* [STATED TASK]
The records below must be retyped exactly.

§

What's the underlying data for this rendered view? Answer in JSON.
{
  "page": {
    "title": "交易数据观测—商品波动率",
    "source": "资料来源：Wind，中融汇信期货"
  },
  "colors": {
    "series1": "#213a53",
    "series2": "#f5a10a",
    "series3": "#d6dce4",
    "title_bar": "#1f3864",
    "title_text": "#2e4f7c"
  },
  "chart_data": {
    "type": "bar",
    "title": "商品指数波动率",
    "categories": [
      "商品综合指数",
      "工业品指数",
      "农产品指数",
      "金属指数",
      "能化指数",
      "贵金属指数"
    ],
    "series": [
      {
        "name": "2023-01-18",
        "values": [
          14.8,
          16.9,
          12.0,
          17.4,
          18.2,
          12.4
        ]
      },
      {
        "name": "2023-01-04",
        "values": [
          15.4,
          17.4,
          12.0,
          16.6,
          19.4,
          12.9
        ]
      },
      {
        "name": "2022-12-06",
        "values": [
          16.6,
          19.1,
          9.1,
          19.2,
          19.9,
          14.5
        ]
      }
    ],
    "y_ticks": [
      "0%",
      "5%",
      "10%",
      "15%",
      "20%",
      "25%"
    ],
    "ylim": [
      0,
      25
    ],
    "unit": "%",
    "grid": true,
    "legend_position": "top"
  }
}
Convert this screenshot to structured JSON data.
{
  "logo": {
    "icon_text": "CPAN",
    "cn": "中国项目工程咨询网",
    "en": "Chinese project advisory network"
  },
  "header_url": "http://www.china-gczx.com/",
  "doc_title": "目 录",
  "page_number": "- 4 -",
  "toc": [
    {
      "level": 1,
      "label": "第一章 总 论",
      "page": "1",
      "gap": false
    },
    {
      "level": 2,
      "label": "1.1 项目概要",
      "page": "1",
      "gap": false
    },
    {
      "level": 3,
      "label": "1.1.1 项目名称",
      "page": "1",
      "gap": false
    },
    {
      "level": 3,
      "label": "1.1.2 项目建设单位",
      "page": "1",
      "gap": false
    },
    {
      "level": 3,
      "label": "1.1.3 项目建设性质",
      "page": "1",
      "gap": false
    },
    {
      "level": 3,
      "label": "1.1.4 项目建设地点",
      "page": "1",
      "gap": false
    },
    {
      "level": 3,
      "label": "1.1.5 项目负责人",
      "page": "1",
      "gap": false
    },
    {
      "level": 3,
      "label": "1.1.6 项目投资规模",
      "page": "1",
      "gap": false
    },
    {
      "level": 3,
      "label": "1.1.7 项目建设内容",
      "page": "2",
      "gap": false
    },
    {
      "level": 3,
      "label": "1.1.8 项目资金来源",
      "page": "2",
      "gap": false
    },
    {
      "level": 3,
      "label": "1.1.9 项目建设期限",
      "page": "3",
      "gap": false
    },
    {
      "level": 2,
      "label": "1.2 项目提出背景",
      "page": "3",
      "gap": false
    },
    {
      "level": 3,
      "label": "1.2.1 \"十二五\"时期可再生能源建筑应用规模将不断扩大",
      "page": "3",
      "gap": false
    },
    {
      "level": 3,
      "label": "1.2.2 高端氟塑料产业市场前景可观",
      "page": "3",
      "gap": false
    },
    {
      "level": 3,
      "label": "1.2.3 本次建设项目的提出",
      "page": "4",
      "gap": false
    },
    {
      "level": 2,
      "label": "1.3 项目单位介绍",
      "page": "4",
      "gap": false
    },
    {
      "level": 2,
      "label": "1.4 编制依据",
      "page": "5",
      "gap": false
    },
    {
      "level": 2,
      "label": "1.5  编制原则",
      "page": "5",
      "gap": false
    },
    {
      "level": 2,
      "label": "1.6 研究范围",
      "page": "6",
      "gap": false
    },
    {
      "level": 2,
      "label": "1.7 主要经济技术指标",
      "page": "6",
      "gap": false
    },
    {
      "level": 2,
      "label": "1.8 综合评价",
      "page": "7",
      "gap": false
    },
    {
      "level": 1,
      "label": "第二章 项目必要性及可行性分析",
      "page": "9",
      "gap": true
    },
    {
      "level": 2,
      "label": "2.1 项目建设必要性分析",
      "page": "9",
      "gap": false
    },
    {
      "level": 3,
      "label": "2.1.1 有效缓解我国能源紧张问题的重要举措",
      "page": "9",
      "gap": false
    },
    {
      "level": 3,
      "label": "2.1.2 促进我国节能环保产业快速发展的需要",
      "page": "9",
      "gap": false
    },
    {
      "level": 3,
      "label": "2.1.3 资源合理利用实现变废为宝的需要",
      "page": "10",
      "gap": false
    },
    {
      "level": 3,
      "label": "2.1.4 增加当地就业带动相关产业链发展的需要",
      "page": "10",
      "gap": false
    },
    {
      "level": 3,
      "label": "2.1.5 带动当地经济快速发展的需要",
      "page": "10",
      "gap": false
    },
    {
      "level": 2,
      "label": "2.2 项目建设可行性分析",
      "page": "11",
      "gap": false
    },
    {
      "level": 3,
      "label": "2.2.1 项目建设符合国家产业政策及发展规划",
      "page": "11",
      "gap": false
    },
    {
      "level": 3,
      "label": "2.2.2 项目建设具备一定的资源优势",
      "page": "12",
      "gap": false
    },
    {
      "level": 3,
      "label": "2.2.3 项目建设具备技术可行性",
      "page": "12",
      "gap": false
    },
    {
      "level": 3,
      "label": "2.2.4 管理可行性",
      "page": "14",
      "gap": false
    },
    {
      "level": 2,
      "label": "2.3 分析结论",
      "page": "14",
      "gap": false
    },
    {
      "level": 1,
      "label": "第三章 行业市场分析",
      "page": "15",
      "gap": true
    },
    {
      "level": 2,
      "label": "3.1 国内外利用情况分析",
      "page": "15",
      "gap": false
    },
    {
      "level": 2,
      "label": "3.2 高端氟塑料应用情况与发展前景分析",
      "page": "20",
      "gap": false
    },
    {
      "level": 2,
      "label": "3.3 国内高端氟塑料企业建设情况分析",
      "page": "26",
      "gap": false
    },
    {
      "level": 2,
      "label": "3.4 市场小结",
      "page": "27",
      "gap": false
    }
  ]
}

§

* [REPLY TO THE TASK]
What's the underlying data for this rendered view? Answer in JSON.
{
  "page": {
    "title": "交易数据观测—商品波动率",
    "source": "资料来源：Wind，中融汇信期货"
  },
  "colors": {
    "series1": "#213a53",
    "series2": "#f5a10a",
    "series3": "#d6dce4",
    "title_bar": "#1f3864",
    "title_text": "#2e4f7c"
  },
  "chart_data": {
    "type": "bar",
    "title": "商品指数波动率",
    "categories": [
      "商品综合指数",
      "工业品指数",
      "农产品指数",
      "金属指数",
      "能化指数",
      "贵金属指数"
    ],
    "series": [
      {
        "name": "2023-01-18",
        "values": [
          14.8,
          16.9,
          12.0,
          17.4,
          18.2,
          12.4
        ]
      },
      {
        "name": "2023-01-04",
        "values": [
          15.4,
          17.4,
          12.0,
          16.6,
          19.4,
          12.9
        ]
      },
      {
        "name": "2022-12-06",
        "values": [
          16.6,
          19.1,
          9.1,
          19.2,
          19.9,
          14.5
        ]
      }
    ],
    "y_ticks": [
      "0%",
      "5%",
      "10%",
      "15%",
      "20%",
      "25%"
    ],
    "ylim": [
      0,
      25
    ],
    "unit": "%",
    "grid": true,
    "legend_position": "top"
  }
}
Convert this screenshot to structured JSON data.
{
  "logo": {
    "icon_text": "CPAN",
    "cn": "中国项目工程咨询网",
    "en": "Chinese project advisory network"
  },
  "header_url": "http://www.china-gczx.com/",
  "doc_title": "目 录",
  "page_number": "- 4 -",
  "toc": [
    {
      "level": 1,
      "label": "第一章 总 论",
      "page": "1",
      "gap": false
    },
    {
      "level": 2,
      "label": "1.1 项目概要",
      "page": "1",
      "gap": false
    },
    {
      "level": 3,
      "label": "1.1.1 项目名称",
      "page": "1",
      "gap": false
    },
    {
      "level": 3,
      "label": "1.1.2 项目建设单位",
      "page": "1",
      "gap": false
    },
    {
      "level": 3,
      "label": "1.1.3 项目建设性质",
      "page": "1",
      "gap": false
    },
    {
      "level": 3,
      "label": "1.1.4 项目建设地点",
      "page": "1",
      "gap": false
    },
    {
      "level": 3,
      "label": "1.1.5 项目负责人",
      "page": "1",
      "gap": false
    },
    {
      "level": 3,
      "label": "1.1.6 项目投资规模",
      "page": "1",
      "gap": false
    },
    {
      "level": 3,
      "label": "1.1.7 项目建设内容",
      "page": "2",
      "gap": false
    },
    {
      "level": 3,
      "label": "1.1.8 项目资金来源",
      "page": "2",
      "gap": false
    },
    {
      "level": 3,
      "label": "1.1.9 项目建设期限",
      "page": "3",
      "gap": false
    },
    {
      "level": 2,
      "label": "1.2 项目提出背景",
      "page": "3",
      "gap": false
    },
    {
      "level": 3,
      "label": "1.2.1 \"十二五\"时期可再生能源建筑应用规模将不断扩大",
      "page": "3",
      "gap": false
    },
    {
      "level": 3,
      "label": "1.2.2 高端氟塑料产业市场前景可观",
      "page": "3",
      "gap": false
    },
    {
      "level": 3,
      "label": "1.2.3 本次建设项目的提出",
      "page": "4",
      "gap": false
    },
    {
      "level": 2,
      "label": "1.3 项目单位介绍",
      "page": "4",
      "gap": false
    },
    {
      "level": 2,
      "label": "1.4 编制依据",
      "page": "5",
      "gap": false
    },
    {
      "level": 2,
      "label": "1.5  编制原则",
      "page": "5",
      "gap": false
    },
    {
      "level": 2,
      "label": "1.6 研究范围",
      "page": "6",
      "gap": false
    },
    {
      "level": 2,
      "label": "1.7 主要经济技术指标",
      "page": "6",
      "gap": false
    },
    {
      "level": 2,
      "label": "1.8 综合评价",
      "page": "7",
      "gap": false
    },
    {
      "level": 1,
      "label": "第二章 项目必要性及可行性分析",
      "page": "9",
      "gap": true
    },
    {
      "level": 2,
      "label": "2.1 项目建设必要性分析",
      "page": "9",
      "gap": false
    },
    {
      "level": 3,
      "label": "2.1.1 有效缓解我国能源紧张问题的重要举措",
      "page": "9",
      "gap": false
    },
    {
      "level": 3,
      "label": "2.1.2 促进我国节能环保产业快速发展的需要",
      "page": "9",
      "gap": false
    },
    {
      "level": 3,
      "label": "2.1.3 资源合理利用实现变废为宝的需要",
      "page": "10",
      "gap": false
    },
    {
      "level": 3,
      "label": "2.1.4 增加当地就业带动相关产业链发展的需要",
      "page": "10",
      "gap": false
    },
    {
      "level": 3,
      "label": "2.1.5 带动当地经济快速发展的需要",
      "page": "10",
      "gap": false
    },
    {
      "level": 2,
      "label": "2.2 项目建设可行性分析",
      "page": "11",
      "gap": false
    },
    {
      "level": 3,
      "label": "2.2.1 项目建设符合国家产业政策及发展规划",
      "page": "11",
      "gap": false
    },
    {
      "level": 3,
      "label": "2.2.2 项目建设具备一定的资源优势",
      "page": "12",
      "gap": false
    },
    {
      "level": 3,
      "label": "2.2.3 项目建设具备技术可行性",
      "page": "12",
      "gap": false
    },
    {
      "level": 3,
      "label": "2.2.4 管理可行性",
      "page": "14",
      "gap": false
    },
    {
      "level": 2,
      "label": "2.3 分析结论",
      "page": "14",
      "gap": false
    },
    {
      "level": 1,
      "label": "第三章 行业市场分析",
      "page": "15",
      "gap": true
    },
    {
      "level": 2,
      "label": "3.1 国内外利用情况分析",
      "page": "15",
      "gap": false
    },
    {
      "level": 2,
      "label": "3.2 高端氟塑料应用情况与发展前景分析",
      "page": "20",
      "gap": false
    },
    {
      "level": 2,
      "label": "3.3 国内高端氟塑料企业建设情况分析",
      "page": "26",
      "gap": false
    },
    {
      "level": 2,
      "label": "3.4 市场小结",
      "page": "27",
      "gap": false
    }
  ]
}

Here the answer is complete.